━━ Record excerpts
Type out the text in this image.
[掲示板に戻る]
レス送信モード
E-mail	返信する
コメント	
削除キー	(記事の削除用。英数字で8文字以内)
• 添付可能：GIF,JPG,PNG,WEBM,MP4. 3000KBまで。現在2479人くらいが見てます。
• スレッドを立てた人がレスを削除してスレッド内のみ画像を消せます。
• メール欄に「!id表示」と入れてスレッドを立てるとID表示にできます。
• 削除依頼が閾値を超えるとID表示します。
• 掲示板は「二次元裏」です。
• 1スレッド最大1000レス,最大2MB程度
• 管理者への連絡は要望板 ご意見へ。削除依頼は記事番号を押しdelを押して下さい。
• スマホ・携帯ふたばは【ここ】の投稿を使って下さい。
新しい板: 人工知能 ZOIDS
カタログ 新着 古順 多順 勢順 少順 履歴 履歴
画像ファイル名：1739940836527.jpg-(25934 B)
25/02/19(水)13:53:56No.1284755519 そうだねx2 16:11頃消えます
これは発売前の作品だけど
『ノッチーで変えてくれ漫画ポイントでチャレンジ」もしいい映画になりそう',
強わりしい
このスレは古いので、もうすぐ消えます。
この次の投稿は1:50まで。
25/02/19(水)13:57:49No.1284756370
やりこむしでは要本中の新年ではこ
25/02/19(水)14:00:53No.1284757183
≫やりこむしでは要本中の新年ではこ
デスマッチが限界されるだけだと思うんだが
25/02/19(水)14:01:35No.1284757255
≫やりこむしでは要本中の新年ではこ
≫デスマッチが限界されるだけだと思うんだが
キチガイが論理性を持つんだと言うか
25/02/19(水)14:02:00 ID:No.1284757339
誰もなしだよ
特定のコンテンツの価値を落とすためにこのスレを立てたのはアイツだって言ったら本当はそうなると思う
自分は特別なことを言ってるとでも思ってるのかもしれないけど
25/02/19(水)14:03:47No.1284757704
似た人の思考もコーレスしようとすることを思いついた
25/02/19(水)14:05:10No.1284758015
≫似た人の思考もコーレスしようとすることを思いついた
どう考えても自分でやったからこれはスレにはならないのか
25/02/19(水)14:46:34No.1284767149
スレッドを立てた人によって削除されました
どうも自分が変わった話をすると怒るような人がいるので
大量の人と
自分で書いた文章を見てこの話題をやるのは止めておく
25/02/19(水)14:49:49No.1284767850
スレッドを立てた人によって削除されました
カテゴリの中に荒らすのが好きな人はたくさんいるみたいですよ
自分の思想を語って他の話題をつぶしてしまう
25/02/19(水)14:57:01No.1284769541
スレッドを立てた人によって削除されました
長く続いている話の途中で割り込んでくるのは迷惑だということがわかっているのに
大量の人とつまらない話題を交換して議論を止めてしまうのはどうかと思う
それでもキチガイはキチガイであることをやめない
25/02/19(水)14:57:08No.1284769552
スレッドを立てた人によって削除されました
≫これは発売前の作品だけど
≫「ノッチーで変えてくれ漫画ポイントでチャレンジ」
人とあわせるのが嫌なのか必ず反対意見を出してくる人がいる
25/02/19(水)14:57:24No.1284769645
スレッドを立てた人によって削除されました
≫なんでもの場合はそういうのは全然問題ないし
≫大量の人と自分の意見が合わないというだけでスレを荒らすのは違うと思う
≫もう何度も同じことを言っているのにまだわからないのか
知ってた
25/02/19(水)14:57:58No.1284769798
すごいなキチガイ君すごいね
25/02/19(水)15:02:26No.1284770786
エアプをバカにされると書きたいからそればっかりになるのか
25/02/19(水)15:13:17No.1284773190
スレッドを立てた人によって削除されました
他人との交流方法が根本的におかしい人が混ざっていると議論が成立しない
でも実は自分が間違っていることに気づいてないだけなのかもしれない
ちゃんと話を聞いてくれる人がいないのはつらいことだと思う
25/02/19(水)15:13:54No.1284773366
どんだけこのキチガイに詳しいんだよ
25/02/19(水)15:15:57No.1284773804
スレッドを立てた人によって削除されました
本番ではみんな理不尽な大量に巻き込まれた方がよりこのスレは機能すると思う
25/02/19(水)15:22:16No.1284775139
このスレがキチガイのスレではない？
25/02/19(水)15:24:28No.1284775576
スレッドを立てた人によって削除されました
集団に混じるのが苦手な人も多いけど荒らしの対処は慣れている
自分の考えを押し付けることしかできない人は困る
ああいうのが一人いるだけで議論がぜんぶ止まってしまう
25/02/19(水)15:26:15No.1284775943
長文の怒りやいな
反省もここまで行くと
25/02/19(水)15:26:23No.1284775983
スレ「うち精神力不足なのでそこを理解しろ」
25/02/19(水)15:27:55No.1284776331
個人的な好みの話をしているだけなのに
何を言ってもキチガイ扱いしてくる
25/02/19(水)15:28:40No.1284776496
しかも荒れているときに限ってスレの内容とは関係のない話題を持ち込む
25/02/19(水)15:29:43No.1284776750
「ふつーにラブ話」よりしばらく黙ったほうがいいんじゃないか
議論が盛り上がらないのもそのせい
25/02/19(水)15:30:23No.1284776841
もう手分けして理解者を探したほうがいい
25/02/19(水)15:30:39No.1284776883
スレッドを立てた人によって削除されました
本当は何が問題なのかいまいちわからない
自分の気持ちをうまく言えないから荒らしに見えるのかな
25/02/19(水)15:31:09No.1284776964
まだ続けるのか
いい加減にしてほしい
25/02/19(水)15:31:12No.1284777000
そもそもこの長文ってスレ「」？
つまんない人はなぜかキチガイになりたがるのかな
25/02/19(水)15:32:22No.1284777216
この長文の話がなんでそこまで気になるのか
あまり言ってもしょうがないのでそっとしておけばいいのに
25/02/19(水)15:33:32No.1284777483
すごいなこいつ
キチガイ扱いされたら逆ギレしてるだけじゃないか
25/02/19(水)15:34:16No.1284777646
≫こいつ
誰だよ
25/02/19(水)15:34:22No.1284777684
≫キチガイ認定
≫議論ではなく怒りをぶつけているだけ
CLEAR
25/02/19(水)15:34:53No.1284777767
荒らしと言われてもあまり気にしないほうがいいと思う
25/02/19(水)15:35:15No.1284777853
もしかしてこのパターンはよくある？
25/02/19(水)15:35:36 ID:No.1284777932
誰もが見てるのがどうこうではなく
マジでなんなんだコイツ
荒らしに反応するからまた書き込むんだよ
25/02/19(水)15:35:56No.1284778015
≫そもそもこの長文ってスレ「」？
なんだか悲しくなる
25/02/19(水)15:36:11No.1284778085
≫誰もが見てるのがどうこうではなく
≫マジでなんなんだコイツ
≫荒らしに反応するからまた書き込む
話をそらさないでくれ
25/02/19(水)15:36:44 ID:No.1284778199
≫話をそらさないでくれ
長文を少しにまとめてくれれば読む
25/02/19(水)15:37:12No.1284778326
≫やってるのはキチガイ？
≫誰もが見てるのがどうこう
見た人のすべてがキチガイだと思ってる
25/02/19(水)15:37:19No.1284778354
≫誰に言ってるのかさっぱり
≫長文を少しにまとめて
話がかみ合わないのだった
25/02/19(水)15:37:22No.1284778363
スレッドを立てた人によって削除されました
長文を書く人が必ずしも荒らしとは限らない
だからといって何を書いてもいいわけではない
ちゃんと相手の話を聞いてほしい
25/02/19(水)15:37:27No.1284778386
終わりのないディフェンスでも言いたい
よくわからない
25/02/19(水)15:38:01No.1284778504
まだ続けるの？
━━━━
Written instruction
Write the data from above out again, exactly.

Final result
Type out the text in this image.
[掲示板に戻る]
レス送信モード
E-mail	返信する
コメント	
削除キー	(記事の削除用。英数字で8文字以内)
• 添付可能：GIF,JPG,PNG,WEBM,MP4. 3000KBまで。現在2479人くらいが見てます。
• スレッドを立てた人がレスを削除してスレッド内のみ画像を消せます。
• メール欄に「!id表示」と入れてスレッドを立てるとID表示にできます。
• 削除依頼が閾値を超えるとID表示します。
• 掲示板は「二次元裏」です。
• 1スレッド最大1000レス,最大2MB程度
• 管理者への連絡は要望板 ご意見へ。削除依頼は記事番号を押しdelを押して下さい。
• スマホ・携帯ふたばは【ここ】の投稿を使って下さい。
新しい板: 人工知能 ZOIDS
カタログ 新着 古順 多順 勢順 少順 履歴 履歴
画像ファイル名：1739940836527.jpg-(25934 B)
25/02/19(水)13:53:56No.1284755519 そうだねx2 16:11頃消えます
これは発売前の作品だけど
『ノッチーで変えてくれ漫画ポイントでチャレンジ」もしいい映画になりそう',
強わりしい
このスレは古いので、もうすぐ消えます。
この次の投稿は1:50まで。
25/02/19(水)13:57:49No.1284756370
やりこむしでは要本中の新年ではこ
25/02/19(水)14:00:53No.1284757183
≫やりこむしでは要本中の新年ではこ
デスマッチが限界されるだけだと思うんだが
25/02/19(水)14:01:35No.1284757255
≫やりこむしでは要本中の新年ではこ
≫デスマッチが限界されるだけだと思うんだが
キチガイが論理性を持つんだと言うか
25/02/19(水)14:02:00 ID:No.1284757339
誰もなしだよ
特定のコンテンツの価値を落とすためにこのスレを立てたのはアイツだって言ったら本当はそうなると思う
自分は特別なことを言ってるとでも思ってるのかもしれないけど
25/02/19(水)14:03:47No.1284757704
似た人の思考もコーレスしようとすることを思いついた
25/02/19(水)14:05:10No.1284758015
≫似た人の思考もコーレスしようとすることを思いついた
どう考えても自分でやったからこれはスレにはならないのか
25/02/19(水)14:46:34No.1284767149
スレッドを立てた人によって削除されました
どうも自分が変わった話をすると怒るような人がいるので
大量の人と
自分で書いた文章を見てこの話題をやるのは止めておく
25/02/19(水)14:49:49No.1284767850
スレッドを立てた人によって削除されました
カテゴリの中に荒らすのが好きな人はたくさんいるみたいですよ
自分の思想を語って他の話題をつぶしてしまう
25/02/19(水)14:57:01No.1284769541
スレッドを立てた人によって削除されました
長く続いている話の途中で割り込んでくるのは迷惑だということがわかっているのに
大量の人とつまらない話題を交換して議論を止めてしまうのはどうかと思う
それでもキチガイはキチガイであることをやめない
25/02/19(水)14:57:08No.1284769552
スレッドを立てた人によって削除されました
≫これは発売前の作品だけど
≫「ノッチーで変えてくれ漫画ポイントでチャレンジ」
人とあわせるのが嫌なのか必ず反対意見を出してくる人がいる
25/02/19(水)14:57:24No.1284769645
スレッドを立てた人によって削除されました
≫なんでもの場合はそういうのは全然問題ないし
≫大量の人と自分の意見が合わないというだけでスレを荒らすのは違うと思う
≫もう何度も同じことを言っているのにまだわからないのか
知ってた
25/02/19(水)14:57:58No.1284769798
すごいなキチガイ君すごいね
25/02/19(水)15:02:26No.1284770786
エアプをバカにされると書きたいからそればっかりになるのか
25/02/19(水)15:13:17No.1284773190
スレッドを立てた人によって削除されました
他人との交流方法が根本的におかしい人が混ざっていると議論が成立しない
でも実は自分が間違っていることに気づいてないだけなのかもしれない
ちゃんと話を聞いてくれる人がいないのはつらいことだと思う
25/02/19(水)15:13:54No.1284773366
どんだけこのキチガイに詳しいんだよ
25/02/19(水)15:15:57No.1284773804
スレッドを立てた人によって削除されました
本番ではみんな理不尽な大量に巻き込まれた方がよりこのスレは機能すると思う
25/02/19(水)15:22:16No.1284775139
このスレがキチガイのスレではない？
25/02/19(水)15:24:28No.1284775576
スレッドを立てた人によって削除されました
集団に混じるのが苦手な人も多いけど荒らしの対処は慣れている
自分の考えを押し付けることしかできない人は困る
ああいうのが一人いるだけで議論がぜんぶ止まってしまう
25/02/19(水)15:26:15No.1284775943
長文の怒りやいな
反省もここまで行くと
25/02/19(水)15:26:23No.1284775983
スレ「うち精神力不足なのでそこを理解しろ」
25/02/19(水)15:27:55No.1284776331
個人的な好みの話をしているだけなのに
何を言ってもキチガイ扱いしてくる
25/02/19(水)15:28:40No.1284776496
しかも荒れているときに限ってスレの内容とは関係のない話題を持ち込む
25/02/19(水)15:29:43No.1284776750
「ふつーにラブ話」よりしばらく黙ったほうがいいんじゃないか
議論が盛り上がらないのもそのせい
25/02/19(水)15:30:23No.1284776841
もう手分けして理解者を探したほうがいい
25/02/19(水)15:30:39No.1284776883
スレッドを立てた人によって削除されました
本当は何が問題なのかいまいちわからない
自分の気持ちをうまく言えないから荒らしに見えるのかな
25/02/19(水)15:31:09No.1284776964
まだ続けるのか
いい加減にしてほしい
25/02/19(水)15:31:12No.1284777000
そもそもこの長文ってスレ「」？
つまんない人はなぜかキチガイになりたがるのかな
25/02/19(水)15:32:22No.1284777216
この長文の話がなんでそこまで気になるのか
あまり言ってもしょうがないのでそっとしておけばいいのに
25/02/19(水)15:33:32No.1284777483
すごいなこいつ
キチガイ扱いされたら逆ギレしてるだけじゃないか
25/02/19(水)15:34:16No.1284777646
≫こいつ
誰だよ
25/02/19(水)15:34:22No.1284777684
≫キチガイ認定
≫議論ではなく怒りをぶつけているだけ
CLEAR
25/02/19(水)15:34:53No.1284777767
荒らしと言われてもあまり気にしないほうがいいと思う
25/02/19(水)15:35:15No.1284777853
もしかしてこのパターンはよくある？
25/02/19(水)15:35:36 ID:No.1284777932
誰もが見てるのがどうこうではなく
マジでなんなんだコイツ
荒らしに反応するからまた書き込むんだよ
25/02/19(水)15:35:56No.1284778015
≫そもそもこの長文ってスレ「」？
なんだか悲しくなる
25/02/19(水)15:36:11No.1284778085
≫誰もが見てるのがどうこうではなく
≫マジでなんなんだコイツ
≫荒らしに反応するからまた書き込む
話をそらさないでくれ
25/02/19(水)15:36:44 ID:No.1284778199
≫話をそらさないでくれ
長文を少しにまとめてくれれば読む
25/02/19(水)15:37:12No.1284778326
≫やってるのはキチガイ？
≫誰もが見てるのがどうこう
見た人のすべてがキチガイだと思ってる
25/02/19(水)15:37:19No.1284778354
≫誰に言ってるのかさっぱり
≫長文を少しにまとめて
話がかみ合わないのだった
25/02/19(水)15:37:22No.1284778363
スレッドを立てた人によって削除されました
長文を書く人が必ずしも荒らしとは限らない
だからといって何を書いてもいいわけではない
ちゃんと相手の話を聞いてほしい
25/02/19(水)15:37:27No.1284778386
終わりのないディフェンスでも言いたい
よくわからない
25/02/19(水)15:38:01No.1284778504
まだ続けるの？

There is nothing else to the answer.